───── RECORDS SHOWN

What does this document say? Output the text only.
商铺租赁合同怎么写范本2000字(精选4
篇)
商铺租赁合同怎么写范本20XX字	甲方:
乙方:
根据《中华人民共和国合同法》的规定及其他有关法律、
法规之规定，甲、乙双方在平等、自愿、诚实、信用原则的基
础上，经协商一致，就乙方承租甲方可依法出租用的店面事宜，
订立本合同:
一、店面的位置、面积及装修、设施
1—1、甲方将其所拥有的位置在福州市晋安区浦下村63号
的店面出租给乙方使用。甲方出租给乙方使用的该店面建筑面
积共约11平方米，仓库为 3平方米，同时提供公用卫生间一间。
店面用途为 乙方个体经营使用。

──────────

**SHORT PROBLEM**
Recopy the whole listing exactly.

**EXERCISE RESULT**
What does this document say? Output the text only.
商铺租赁合同怎么写范本2000字(精选4
篇)
商铺租赁合同怎么写范本20XX字	甲方:
乙方:
根据《中华人民共和国合同法》的规定及其他有关法律、
法规之规定，甲、乙双方在平等、自愿、诚实、信用原则的基
础上，经协商一致，就乙方承租甲方可依法出租用的店面事宜，
订立本合同:
一、店面的位置、面积及装修、设施
1—1、甲方将其所拥有的位置在福州市晋安区浦下村63号
的店面出租给乙方使用。甲方出租给乙方使用的该店面建筑面
积共约11平方米，仓库为 3平方米，同时提供公用卫生间一间。
店面用途为 乙方个体经营使用。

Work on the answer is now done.